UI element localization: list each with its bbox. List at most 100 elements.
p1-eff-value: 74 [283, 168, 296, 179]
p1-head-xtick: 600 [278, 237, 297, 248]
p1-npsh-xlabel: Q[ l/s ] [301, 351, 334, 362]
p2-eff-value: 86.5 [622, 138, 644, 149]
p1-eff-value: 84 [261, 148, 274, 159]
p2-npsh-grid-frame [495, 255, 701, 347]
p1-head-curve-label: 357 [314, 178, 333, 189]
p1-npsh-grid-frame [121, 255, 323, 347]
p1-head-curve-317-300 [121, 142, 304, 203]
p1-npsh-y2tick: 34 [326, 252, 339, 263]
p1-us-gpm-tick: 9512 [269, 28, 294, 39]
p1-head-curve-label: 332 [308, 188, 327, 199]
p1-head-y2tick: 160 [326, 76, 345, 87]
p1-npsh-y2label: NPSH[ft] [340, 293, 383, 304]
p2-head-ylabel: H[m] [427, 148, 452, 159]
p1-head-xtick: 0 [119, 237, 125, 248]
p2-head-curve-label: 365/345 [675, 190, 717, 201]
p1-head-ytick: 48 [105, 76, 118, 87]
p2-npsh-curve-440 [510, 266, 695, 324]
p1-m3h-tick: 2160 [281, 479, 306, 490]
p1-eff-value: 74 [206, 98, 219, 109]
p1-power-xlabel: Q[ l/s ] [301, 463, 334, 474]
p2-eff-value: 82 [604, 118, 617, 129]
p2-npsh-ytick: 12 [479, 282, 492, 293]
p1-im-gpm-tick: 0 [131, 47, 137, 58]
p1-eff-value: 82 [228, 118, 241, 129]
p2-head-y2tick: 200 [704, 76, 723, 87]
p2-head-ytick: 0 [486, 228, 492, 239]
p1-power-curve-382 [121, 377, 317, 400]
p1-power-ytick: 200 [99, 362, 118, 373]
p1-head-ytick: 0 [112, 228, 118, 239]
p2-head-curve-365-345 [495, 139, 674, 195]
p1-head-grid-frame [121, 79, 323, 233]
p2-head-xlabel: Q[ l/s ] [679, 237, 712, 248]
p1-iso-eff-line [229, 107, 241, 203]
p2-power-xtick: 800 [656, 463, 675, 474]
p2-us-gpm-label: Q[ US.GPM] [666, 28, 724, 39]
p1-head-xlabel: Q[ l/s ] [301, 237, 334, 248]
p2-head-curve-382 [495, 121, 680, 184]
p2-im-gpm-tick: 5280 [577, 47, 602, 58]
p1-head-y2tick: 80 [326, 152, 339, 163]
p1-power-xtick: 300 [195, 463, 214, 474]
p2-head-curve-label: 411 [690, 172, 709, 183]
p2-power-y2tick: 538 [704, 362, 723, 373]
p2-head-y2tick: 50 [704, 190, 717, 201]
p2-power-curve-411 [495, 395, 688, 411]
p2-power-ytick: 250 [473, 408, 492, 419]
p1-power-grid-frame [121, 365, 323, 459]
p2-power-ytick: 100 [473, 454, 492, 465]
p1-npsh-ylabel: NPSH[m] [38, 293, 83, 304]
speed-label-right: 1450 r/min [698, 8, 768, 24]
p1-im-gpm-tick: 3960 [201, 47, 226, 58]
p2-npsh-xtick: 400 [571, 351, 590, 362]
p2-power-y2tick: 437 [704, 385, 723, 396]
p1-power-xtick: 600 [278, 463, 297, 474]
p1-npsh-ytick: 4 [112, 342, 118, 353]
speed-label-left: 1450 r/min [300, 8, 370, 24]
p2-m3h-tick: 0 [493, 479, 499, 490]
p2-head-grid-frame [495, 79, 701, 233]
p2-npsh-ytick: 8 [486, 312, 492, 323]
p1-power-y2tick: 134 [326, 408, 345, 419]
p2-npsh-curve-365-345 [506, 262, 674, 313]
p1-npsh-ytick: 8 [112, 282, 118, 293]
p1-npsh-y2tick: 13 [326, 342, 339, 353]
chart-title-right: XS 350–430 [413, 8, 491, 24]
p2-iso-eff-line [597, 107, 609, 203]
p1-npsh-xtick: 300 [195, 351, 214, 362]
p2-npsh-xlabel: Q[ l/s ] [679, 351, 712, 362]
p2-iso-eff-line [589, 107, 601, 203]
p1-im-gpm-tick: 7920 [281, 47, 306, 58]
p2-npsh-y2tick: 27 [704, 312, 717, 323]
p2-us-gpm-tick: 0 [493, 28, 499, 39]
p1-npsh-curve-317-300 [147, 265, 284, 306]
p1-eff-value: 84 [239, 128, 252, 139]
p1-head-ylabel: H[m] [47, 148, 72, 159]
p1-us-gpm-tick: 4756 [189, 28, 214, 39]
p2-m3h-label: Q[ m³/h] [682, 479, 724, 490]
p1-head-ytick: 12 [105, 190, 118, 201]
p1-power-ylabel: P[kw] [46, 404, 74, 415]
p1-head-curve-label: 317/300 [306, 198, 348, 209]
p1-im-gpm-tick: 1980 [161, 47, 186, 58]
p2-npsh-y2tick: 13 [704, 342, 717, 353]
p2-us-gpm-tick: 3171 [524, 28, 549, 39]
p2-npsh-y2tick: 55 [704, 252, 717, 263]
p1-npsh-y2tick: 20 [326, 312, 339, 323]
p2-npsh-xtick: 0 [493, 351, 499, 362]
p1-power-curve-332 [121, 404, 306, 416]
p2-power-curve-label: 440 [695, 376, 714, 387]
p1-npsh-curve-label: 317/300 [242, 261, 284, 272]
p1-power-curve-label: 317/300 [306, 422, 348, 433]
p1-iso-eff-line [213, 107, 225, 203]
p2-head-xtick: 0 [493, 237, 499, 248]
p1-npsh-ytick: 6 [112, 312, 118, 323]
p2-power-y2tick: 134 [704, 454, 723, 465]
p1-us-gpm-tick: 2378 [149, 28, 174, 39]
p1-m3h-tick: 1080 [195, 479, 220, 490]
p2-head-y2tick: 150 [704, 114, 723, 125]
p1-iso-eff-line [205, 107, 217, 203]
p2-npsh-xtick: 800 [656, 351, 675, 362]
____
**Exercise objective:**
Copy the records above line for line, without changing anything.

**Exercise solution:**
UI element localization: list each with its bbox. List at most 100 elements.
p1-eff-value: 74 [283, 168, 296, 179]
p1-head-xtick: 600 [278, 237, 297, 248]
p1-npsh-xlabel: Q[ l/s ] [301, 351, 334, 362]
p2-eff-value: 86.5 [622, 138, 644, 149]
p1-eff-value: 84 [261, 148, 274, 159]
p2-npsh-grid-frame [495, 255, 701, 347]
p1-head-curve-label: 357 [314, 178, 333, 189]
p1-npsh-grid-frame [121, 255, 323, 347]
p1-head-curve-317-300 [121, 142, 304, 203]
p1-npsh-y2tick: 34 [326, 252, 339, 263]
p1-us-gpm-tick: 9512 [269, 28, 294, 39]
p1-head-curve-label: 332 [308, 188, 327, 199]
p1-head-y2tick: 160 [326, 76, 345, 87]
p1-npsh-y2label: NPSH[ft] [340, 293, 383, 304]
p2-head-ylabel: H[m] [427, 148, 452, 159]
p1-head-xtick: 0 [119, 237, 125, 248]
p2-head-curve-label: 365/345 [675, 190, 717, 201]
p1-head-ytick: 48 [105, 76, 118, 87]
p2-npsh-curve-440 [510, 266, 695, 324]
p1-m3h-tick: 2160 [281, 479, 306, 490]
p1-eff-value: 74 [206, 98, 219, 109]
p1-power-xlabel: Q[ l/s ] [301, 463, 334, 474]
p2-eff-value: 82 [604, 118, 617, 129]
p2-npsh-ytick: 12 [479, 282, 492, 293]
p1-im-gpm-tick: 0 [131, 47, 137, 58]
p1-eff-value: 82 [228, 118, 241, 129]
p2-head-y2tick: 200 [704, 76, 723, 87]
p2-head-ytick: 0 [486, 228, 492, 239]
p1-power-curve-382 [121, 377, 317, 400]
p1-power-ytick: 200 [99, 362, 118, 373]
p1-head-ytick: 0 [112, 228, 118, 239]
p2-head-curve-365-345 [495, 139, 674, 195]
p1-head-grid-frame [121, 79, 323, 233]
p2-head-xlabel: Q[ l/s ] [679, 237, 712, 248]
p1-iso-eff-line [229, 107, 241, 203]
p2-power-xtick: 800 [656, 463, 675, 474]
p2-us-gpm-label: Q[ US.GPM] [666, 28, 724, 39]
p1-head-xlabel: Q[ l/s ] [301, 237, 334, 248]
p2-head-curve-382 [495, 121, 680, 184]
p2-im-gpm-tick: 5280 [577, 47, 602, 58]
p1-head-y2tick: 80 [326, 152, 339, 163]
p1-power-xtick: 300 [195, 463, 214, 474]
p2-head-curve-label: 411 [690, 172, 709, 183]
p2-power-y2tick: 538 [704, 362, 723, 373]
p2-head-y2tick: 50 [704, 190, 717, 201]
p2-power-curve-411 [495, 395, 688, 411]
p2-power-ytick: 250 [473, 408, 492, 419]
p1-power-grid-frame [121, 365, 323, 459]
p2-power-ytick: 100 [473, 454, 492, 465]
p1-npsh-ylabel: NPSH[m] [38, 293, 83, 304]
speed-label-right: 1450 r/min [698, 8, 768, 24]
p1-im-gpm-tick: 3960 [201, 47, 226, 58]
p2-npsh-xtick: 400 [571, 351, 590, 362]
p2-power-y2tick: 437 [704, 385, 723, 396]
p1-power-xtick: 600 [278, 463, 297, 474]
p1-npsh-ytick: 4 [112, 342, 118, 353]
speed-label-left: 1450 r/min [300, 8, 370, 24]
p2-m3h-tick: 0 [493, 479, 499, 490]
p2-head-grid-frame [495, 79, 701, 233]
p2-npsh-ytick: 8 [486, 312, 492, 323]
p1-power-y2tick: 134 [326, 408, 345, 419]
p2-npsh-curve-365-345 [506, 262, 674, 313]
p1-npsh-ytick: 8 [112, 282, 118, 293]
p1-npsh-y2tick: 13 [326, 342, 339, 353]
chart-title-right: XS 350–430 [413, 8, 491, 24]
p2-iso-eff-line [597, 107, 609, 203]
p1-npsh-xtick: 300 [195, 351, 214, 362]
p2-npsh-xlabel: Q[ l/s ] [679, 351, 712, 362]
p2-iso-eff-line [589, 107, 601, 203]
p1-im-gpm-tick: 7920 [281, 47, 306, 58]
p2-npsh-y2tick: 27 [704, 312, 717, 323]
p2-us-gpm-tick: 0 [493, 28, 499, 39]
p1-npsh-curve-317-300 [147, 265, 284, 306]
p1-eff-value: 84 [239, 128, 252, 139]
p1-head-ylabel: H[m] [47, 148, 72, 159]
p1-us-gpm-tick: 4756 [189, 28, 214, 39]
p2-m3h-label: Q[ m³/h] [682, 479, 724, 490]
p1-head-ytick: 12 [105, 190, 118, 201]
p1-power-ylabel: P[kw] [46, 404, 74, 415]
p1-head-curve-label: 317/300 [306, 198, 348, 209]
p1-im-gpm-tick: 1980 [161, 47, 186, 58]
p2-npsh-y2tick: 13 [704, 342, 717, 353]
p2-us-gpm-tick: 3171 [524, 28, 549, 39]
p2-npsh-y2tick: 55 [704, 252, 717, 263]
p1-npsh-y2tick: 20 [326, 312, 339, 323]
p2-npsh-xtick: 0 [493, 351, 499, 362]
p1-power-curve-332 [121, 404, 306, 416]
p2-power-curve-label: 440 [695, 376, 714, 387]
p1-npsh-curve-label: 317/300 [242, 261, 284, 272]
p1-power-curve-label: 317/300 [306, 422, 348, 433]
p1-iso-eff-line [213, 107, 225, 203]
p2-head-xtick: 0 [493, 237, 499, 248]
p1-npsh-ytick: 6 [112, 312, 118, 323]
p2-power-y2tick: 134 [704, 454, 723, 465]
p1-us-gpm-tick: 2378 [149, 28, 174, 39]
p1-m3h-tick: 1080 [195, 479, 220, 490]
p2-head-y2tick: 150 [704, 114, 723, 125]
p1-iso-eff-line [205, 107, 217, 203]
p2-npsh-xtick: 800 [656, 351, 675, 362]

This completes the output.